Task instructions:
Identify the lines that contain the string "University", then copy each of them.

Extracted information:
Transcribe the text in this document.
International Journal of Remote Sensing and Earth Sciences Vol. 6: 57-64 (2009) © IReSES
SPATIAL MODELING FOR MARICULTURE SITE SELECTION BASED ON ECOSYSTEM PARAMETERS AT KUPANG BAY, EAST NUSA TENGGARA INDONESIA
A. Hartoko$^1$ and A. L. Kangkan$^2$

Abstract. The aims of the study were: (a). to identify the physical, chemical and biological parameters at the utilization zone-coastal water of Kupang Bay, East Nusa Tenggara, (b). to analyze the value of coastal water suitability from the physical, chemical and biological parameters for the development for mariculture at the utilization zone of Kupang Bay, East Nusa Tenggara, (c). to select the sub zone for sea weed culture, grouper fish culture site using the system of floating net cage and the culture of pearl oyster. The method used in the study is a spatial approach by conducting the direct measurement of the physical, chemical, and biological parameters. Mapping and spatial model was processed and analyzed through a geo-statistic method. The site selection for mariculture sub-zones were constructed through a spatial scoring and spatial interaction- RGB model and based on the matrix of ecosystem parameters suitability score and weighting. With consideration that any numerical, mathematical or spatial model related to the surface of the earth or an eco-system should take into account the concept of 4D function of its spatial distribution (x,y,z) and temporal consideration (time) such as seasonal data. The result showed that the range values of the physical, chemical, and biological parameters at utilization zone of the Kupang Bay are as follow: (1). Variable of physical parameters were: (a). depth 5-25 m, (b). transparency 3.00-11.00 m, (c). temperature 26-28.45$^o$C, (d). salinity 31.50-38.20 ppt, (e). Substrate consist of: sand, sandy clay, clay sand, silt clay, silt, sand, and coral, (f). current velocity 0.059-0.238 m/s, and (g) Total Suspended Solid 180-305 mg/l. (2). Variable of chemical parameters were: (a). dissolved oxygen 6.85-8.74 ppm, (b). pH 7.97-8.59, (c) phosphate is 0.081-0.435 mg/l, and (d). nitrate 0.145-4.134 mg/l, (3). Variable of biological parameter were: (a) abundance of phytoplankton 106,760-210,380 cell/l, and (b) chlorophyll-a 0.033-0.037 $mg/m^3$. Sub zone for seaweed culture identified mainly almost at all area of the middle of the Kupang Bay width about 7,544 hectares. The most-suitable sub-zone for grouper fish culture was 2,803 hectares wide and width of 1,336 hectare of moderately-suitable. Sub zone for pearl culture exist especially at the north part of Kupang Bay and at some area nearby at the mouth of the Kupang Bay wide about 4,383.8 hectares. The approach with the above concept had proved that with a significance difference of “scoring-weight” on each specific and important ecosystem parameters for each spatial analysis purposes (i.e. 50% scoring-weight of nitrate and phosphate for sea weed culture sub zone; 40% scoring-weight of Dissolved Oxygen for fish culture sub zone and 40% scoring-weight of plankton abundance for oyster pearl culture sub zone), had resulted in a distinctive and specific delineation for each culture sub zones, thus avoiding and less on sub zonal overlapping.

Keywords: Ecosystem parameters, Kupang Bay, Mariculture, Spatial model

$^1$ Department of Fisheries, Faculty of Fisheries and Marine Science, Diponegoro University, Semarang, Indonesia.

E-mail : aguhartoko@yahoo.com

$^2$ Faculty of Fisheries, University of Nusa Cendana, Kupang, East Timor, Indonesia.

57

The output:
$^1$ Department of Fisheries, Faculty of Fisheries and Marine Science, Diponegoro University, Semarang, Indonesia.
$^2$ Faculty of Fisheries, University of Nusa Cendana, Kupang, East Timor, Indonesia.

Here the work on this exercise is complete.